_Excerpt_.
## Start

Cryptology ePrint Archive: Report 2010/626
Public-Key Encryption with Fuzzy Keyword Search: A Provably Secure Scheme under Keyword Guessing Attack
Peng Xu and Hai Jin
Abstract: A lot of interest has been drawn recently into public-key encryption
with keyword search (PEKS), which keeps public-key encrypted
documents amendable to secure keyword search. However, PEKS resist
against keyword guessing attack by assuming that the size of the
keyword space is beyond the polynomial level. But this assumption is
ineffective in practice. PEKS are insecure under keyword guessing
attack. As we observe, the key to defend such attack is to avoid the
availability of the exact search trapdoor to adversaries.

## End

From the abstract on public-key encryption with keyword search, reproduce everything from "Cryptology ePrint Archive: Report" down to "trapdoor to adversaries." word for word.

_Supplied entries_.
## Start

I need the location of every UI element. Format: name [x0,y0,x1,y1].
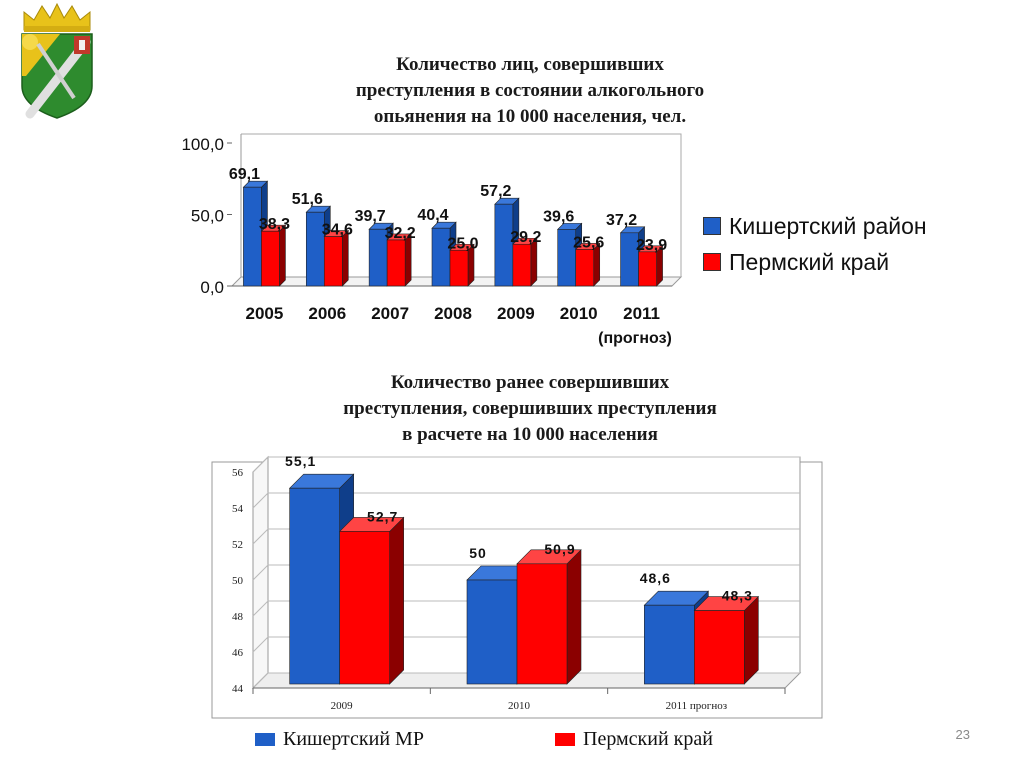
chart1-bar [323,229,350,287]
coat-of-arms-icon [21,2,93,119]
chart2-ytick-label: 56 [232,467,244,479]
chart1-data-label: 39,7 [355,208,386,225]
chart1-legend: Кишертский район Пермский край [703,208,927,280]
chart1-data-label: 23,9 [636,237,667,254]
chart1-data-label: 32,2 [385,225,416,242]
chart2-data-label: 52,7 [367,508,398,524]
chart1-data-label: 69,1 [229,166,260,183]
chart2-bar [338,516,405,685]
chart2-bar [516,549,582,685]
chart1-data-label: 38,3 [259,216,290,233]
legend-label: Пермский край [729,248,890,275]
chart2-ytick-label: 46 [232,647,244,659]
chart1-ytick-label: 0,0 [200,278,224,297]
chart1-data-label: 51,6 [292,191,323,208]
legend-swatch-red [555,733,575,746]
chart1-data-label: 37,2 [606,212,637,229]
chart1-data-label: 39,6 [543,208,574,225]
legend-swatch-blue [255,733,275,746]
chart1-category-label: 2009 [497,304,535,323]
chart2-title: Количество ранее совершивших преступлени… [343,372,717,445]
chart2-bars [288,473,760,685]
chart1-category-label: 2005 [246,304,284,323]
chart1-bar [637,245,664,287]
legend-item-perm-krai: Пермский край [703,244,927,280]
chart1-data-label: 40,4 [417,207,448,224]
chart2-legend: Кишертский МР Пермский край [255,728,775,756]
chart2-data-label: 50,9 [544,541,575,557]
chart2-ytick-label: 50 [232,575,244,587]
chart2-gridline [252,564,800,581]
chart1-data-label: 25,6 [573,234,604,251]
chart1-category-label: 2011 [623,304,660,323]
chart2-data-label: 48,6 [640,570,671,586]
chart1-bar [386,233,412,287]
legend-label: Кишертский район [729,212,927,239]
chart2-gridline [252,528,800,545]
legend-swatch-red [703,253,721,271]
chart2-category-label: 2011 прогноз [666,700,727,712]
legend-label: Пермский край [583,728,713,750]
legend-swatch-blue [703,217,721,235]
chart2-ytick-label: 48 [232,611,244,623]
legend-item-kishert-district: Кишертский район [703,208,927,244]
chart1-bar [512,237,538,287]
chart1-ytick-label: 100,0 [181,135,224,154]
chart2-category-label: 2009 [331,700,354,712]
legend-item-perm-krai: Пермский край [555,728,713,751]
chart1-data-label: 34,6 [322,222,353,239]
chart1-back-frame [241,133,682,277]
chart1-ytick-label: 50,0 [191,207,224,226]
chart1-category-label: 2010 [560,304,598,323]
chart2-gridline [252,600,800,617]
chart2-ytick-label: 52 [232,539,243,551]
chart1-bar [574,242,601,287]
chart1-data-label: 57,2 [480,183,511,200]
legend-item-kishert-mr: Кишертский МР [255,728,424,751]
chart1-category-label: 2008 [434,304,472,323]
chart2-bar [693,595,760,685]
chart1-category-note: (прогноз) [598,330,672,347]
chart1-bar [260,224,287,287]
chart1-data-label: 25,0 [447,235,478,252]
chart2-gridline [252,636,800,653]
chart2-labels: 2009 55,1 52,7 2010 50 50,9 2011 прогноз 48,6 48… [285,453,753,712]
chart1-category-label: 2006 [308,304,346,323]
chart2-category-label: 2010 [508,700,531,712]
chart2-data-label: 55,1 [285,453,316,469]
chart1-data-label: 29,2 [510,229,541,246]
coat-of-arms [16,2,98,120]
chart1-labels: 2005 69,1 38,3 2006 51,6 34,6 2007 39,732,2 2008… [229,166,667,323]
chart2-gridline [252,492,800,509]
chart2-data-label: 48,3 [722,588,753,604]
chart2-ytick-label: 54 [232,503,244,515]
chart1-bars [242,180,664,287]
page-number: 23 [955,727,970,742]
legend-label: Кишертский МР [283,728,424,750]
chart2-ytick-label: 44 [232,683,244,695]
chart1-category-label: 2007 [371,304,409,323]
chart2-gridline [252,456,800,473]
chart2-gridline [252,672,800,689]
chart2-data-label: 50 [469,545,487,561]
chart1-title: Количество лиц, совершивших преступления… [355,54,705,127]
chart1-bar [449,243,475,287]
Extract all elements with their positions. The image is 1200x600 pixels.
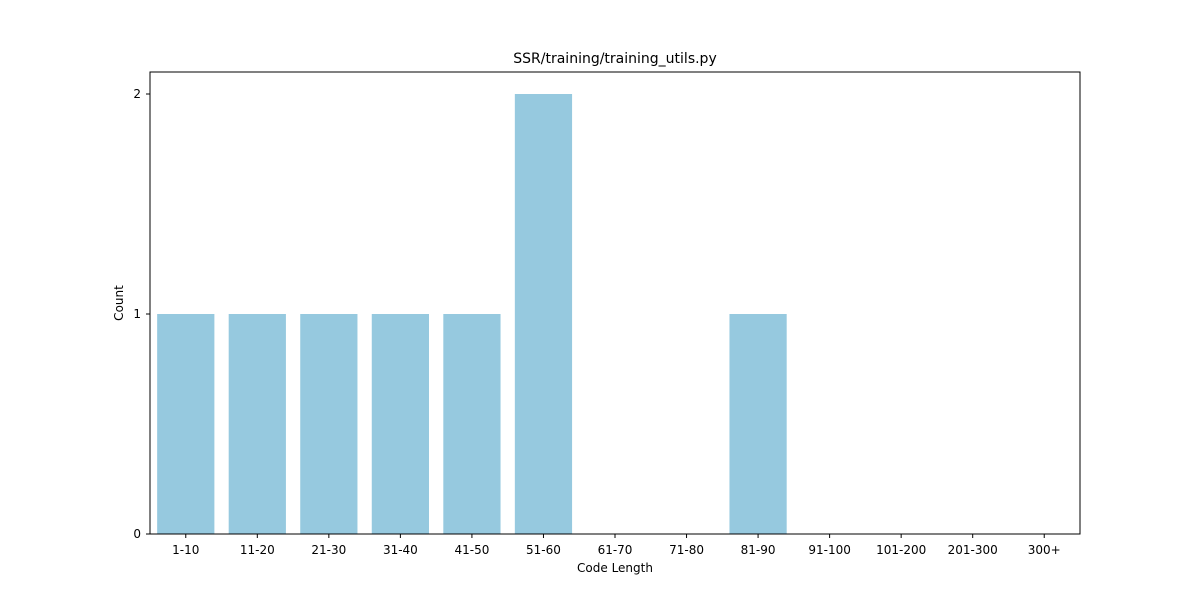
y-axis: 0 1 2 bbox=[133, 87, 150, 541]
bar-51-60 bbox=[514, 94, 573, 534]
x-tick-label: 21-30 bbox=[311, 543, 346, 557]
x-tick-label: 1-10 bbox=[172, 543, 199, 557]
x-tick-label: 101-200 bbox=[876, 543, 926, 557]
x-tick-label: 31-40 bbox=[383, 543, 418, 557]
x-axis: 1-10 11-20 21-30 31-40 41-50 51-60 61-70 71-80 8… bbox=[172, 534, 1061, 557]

## End

_Reply to the exercise_.
Cryptology ePrint Archive: Report 2010/626
Public-Key Encryption with Fuzzy Keyword Search: A Provably Secure Scheme under Keyword Guessing Attack
Peng Xu and Hai Jin
Abstract: A lot of interest has been drawn recently into public-key encryption
with keyword search (PEKS), which keeps public-key encrypted
documents amendable to secure keyword search. However, PEKS resist
against keyword guessing attack by assuming that the size of the
keyword space is beyond the polynomial level. But this assumption is
ineffective in practice. PEKS are insecure under keyword guessing
attack. As we observe, the key to defend such attack is to avoid the
availability of the exact search trapdoor to adversaries.